What to produce
Print the whole listing exactly.

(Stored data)
::::

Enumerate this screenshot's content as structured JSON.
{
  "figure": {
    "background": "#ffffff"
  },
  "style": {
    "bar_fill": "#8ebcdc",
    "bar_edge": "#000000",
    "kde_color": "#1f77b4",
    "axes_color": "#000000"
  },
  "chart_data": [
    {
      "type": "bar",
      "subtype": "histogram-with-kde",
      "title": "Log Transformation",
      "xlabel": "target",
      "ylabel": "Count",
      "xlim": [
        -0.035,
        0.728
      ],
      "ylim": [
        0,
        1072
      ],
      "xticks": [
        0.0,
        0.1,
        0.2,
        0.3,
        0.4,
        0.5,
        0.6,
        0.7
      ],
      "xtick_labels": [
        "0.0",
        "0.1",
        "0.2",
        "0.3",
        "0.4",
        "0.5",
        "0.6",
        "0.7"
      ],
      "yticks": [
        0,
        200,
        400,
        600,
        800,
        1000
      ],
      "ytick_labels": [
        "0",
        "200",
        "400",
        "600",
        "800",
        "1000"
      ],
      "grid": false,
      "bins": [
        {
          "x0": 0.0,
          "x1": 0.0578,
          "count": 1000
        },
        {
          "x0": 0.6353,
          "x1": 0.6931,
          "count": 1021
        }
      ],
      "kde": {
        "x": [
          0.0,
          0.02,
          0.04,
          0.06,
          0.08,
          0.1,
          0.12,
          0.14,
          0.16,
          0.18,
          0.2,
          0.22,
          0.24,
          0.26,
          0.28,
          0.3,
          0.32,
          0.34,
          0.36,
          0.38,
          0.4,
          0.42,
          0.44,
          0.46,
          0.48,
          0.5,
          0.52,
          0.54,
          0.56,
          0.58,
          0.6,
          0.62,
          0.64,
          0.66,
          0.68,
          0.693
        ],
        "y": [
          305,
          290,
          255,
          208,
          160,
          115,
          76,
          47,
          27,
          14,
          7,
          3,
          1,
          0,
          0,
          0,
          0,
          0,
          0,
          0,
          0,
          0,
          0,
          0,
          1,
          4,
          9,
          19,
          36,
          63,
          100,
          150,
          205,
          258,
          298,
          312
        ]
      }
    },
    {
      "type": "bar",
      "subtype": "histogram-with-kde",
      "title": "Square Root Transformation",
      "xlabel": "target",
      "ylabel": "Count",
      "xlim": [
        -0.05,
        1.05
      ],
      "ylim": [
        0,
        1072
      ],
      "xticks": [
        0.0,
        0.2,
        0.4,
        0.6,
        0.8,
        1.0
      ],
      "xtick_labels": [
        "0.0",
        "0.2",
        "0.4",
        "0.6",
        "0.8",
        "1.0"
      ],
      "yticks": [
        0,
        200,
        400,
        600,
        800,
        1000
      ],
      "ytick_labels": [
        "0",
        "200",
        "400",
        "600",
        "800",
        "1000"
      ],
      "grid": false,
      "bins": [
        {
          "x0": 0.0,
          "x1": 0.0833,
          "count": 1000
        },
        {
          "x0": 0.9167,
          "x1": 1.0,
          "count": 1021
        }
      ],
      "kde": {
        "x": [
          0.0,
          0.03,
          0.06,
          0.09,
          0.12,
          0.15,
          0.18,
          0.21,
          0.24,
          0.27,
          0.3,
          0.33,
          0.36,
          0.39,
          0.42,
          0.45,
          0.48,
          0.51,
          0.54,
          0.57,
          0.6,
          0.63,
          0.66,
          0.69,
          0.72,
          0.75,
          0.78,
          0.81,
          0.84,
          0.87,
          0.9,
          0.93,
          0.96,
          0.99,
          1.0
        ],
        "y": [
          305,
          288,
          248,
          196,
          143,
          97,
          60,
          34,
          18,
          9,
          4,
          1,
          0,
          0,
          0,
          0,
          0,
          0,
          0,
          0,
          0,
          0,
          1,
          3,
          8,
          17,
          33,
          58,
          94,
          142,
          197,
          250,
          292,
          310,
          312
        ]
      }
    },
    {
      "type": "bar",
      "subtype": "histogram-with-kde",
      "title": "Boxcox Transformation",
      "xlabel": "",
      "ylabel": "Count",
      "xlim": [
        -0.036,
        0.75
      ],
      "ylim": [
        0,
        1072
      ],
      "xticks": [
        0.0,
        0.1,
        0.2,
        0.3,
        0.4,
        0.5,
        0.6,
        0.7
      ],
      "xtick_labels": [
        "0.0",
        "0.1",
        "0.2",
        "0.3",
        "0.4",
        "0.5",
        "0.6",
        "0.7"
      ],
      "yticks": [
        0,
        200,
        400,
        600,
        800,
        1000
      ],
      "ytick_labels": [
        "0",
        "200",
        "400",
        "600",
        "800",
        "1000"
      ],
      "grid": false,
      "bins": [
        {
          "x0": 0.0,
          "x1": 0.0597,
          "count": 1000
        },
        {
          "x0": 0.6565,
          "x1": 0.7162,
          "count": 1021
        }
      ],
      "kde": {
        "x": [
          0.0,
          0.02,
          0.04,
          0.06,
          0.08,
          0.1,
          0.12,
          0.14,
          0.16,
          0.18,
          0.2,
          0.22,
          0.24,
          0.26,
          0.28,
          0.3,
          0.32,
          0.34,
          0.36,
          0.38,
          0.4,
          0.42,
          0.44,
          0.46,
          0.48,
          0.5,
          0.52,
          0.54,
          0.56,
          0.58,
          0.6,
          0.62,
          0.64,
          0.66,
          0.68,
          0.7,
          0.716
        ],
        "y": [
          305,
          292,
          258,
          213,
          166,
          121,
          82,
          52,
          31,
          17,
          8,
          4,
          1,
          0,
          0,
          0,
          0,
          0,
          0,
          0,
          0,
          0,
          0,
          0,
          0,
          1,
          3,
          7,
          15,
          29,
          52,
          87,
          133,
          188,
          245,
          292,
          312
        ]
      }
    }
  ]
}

::::

Completed task
Enumerate this screenshot's content as structured JSON.
{
  "figure": {
    "background": "#ffffff"
  },
  "style": {
    "bar_fill": "#8ebcdc",
    "bar_edge": "#000000",
    "kde_color": "#1f77b4",
    "axes_color": "#000000"
  },
  "chart_data": [
    {
      "type": "bar",
      "subtype": "histogram-with-kde",
      "title": "Log Transformation",
      "xlabel": "target",
      "ylabel": "Count",
      "xlim": [
        -0.035,
        0.728
      ],
      "ylim": [
        0,
        1072
      ],
      "xticks": [
        0.0,
        0.1,
        0.2,
        0.3,
        0.4,
        0.5,
        0.6,
        0.7
      ],
      "xtick_labels": [
        "0.0",
        "0.1",
        "0.2",
        "0.3",
        "0.4",
        "0.5",
        "0.6",
        "0.7"
      ],
      "yticks": [
        0,
        200,
        400,
        600,
        800,
        1000
      ],
      "ytick_labels": [
        "0",
        "200",
        "400",
        "600",
        "800",
        "1000"
      ],
      "grid": false,
      "bins": [
        {
          "x0": 0.0,
          "x1": 0.0578,
          "count": 1000
        },
        {
          "x0": 0.6353,
          "x1": 0.6931,
          "count": 1021
        }
      ],
      "kde": {
        "x": [
          0.0,
          0.02,
          0.04,
          0.06,
          0.08,
          0.1,
          0.12,
          0.14,
          0.16,
          0.18,
          0.2,
          0.22,
          0.24,
          0.26,
          0.28,
          0.3,
          0.32,
          0.34,
          0.36,
          0.38,
          0.4,
          0.42,
          0.44,
          0.46,
          0.48,
          0.5,
          0.52,
          0.54,
          0.56,
          0.58,
          0.6,
          0.62,
          0.64,
          0.66,
          0.68,
          0.693
        ],
        "y": [
          305,
          290,
          255,
          208,
          160,
          115,
          76,
          47,
          27,
          14,
          7,
          3,
          1,
          0,
          0,
          0,
          0,
          0,
          0,
          0,
          0,
          0,
          0,
          0,
          1,
          4,
          9,
          19,
          36,
          63,
          100,
          150,
          205,
          258,
          298,
          312
        ]
      }
    },
    {
      "type": "bar",
      "subtype": "histogram-with-kde",
      "title": "Square Root Transformation",
      "xlabel": "target",
      "ylabel": "Count",
      "xlim": [
        -0.05,
        1.05
      ],
      "ylim": [
        0,
        1072
      ],
      "xticks": [
        0.0,
        0.2,
        0.4,
        0.6,
        0.8,
        1.0
      ],
      "xtick_labels": [
        "0.0",
        "0.2",
        "0.4",
        "0.6",
        "0.8",
        "1.0"
      ],
      "yticks": [
        0,
        200,
        400,
        600,
        800,
        1000
      ],
      "ytick_labels": [
        "0",
        "200",
        "400",
        "600",
        "800",
        "1000"
      ],
      "grid": false,
      "bins": [
        {
          "x0": 0.0,
          "x1": 0.0833,
          "count": 1000
        },
        {
          "x0": 0.9167,
          "x1": 1.0,
          "count": 1021
        }
      ],
      "kde": {
        "x": [
          0.0,
          0.03,
          0.06,
          0.09,
          0.12,
          0.15,
          0.18,
          0.21,
          0.24,
          0.27,
          0.3,
          0.33,
          0.36,
          0.39,
          0.42,
          0.45,
          0.48,
          0.51,
          0.54,
          0.57,
          0.6,
          0.63,
          0.66,
          0.69,
          0.72,
          0.75,
          0.78,
          0.81,
          0.84,
          0.87,
          0.9,
          0.93,
          0.96,
          0.99,
          1.0
        ],
        "y": [
          305,
          288,
          248,
          196,
          143,
          97,
          60,
          34,
          18,
          9,
          4,
          1,
          0,
          0,
          0,
          0,
          0,
          0,
          0,
          0,
          0,
          0,
          1,
          3,
          8,
          17,
          33,
          58,
          94,
          142,
          197,
          250,
          292,
          310,
          312
        ]
      }
    },
    {
      "type": "bar",
      "subtype": "histogram-with-kde",
      "title": "Boxcox Transformation",
      "xlabel": "",
      "ylabel": "Count",
      "xlim": [
        -0.036,
        0.75
      ],
      "ylim": [
        0,
        1072
      ],
      "xticks": [
        0.0,
        0.1,
        0.2,
        0.3,
        0.4,
        0.5,
        0.6,
        0.7
      ],
      "xtick_labels": [
        "0.0",
        "0.1",
        "0.2",
        "0.3",
        "0.4",
        "0.5",
        "0.6",
        "0.7"
      ],
      "yticks": [
        0,
        200,
        400,
        600,
        800,
        1000
      ],
      "ytick_labels": [
        "0",
        "200",
        "400",
        "600",
        "800",
        "1000"
      ],
      "grid": false,
      "bins": [
        {
          "x0": 0.0,
          "x1": 0.0597,
          "count": 1000
        },
        {
          "x0": 0.6565,
          "x1": 0.7162,
          "count": 1021
        }
      ],
      "kde": {
        "x": [
          0.0,
          0.02,
          0.04,
          0.06,
          0.08,
          0.1,
          0.12,
          0.14,
          0.16,
          0.18,
          0.2,
          0.22,
          0.24,
          0.26,
          0.28,
          0.3,
          0.32,
          0.34,
          0.36,
          0.38,
          0.4,
          0.42,
          0.44,
          0.46,
          0.48,
          0.5,
          0.52,
          0.54,
          0.56,
          0.58,
          0.6,
          0.62,
          0.64,
          0.66,
          0.68,
          0.7,
          0.716
        ],
        "y": [
          305,
          292,
          258,
          213,
          166,
          121,
          82,
          52,
          31,
          17,
          8,
          4,
          1,
          0,
          0,
          0,
          0,
          0,
          0,
          0,
          0,
          0,
          0,
          0,
          0,
          1,
          3,
          7,
          15,
          29,
          52,
          87,
          133,
          188,
          245,
          292,
          312
        ]
      }
    }
  ]
}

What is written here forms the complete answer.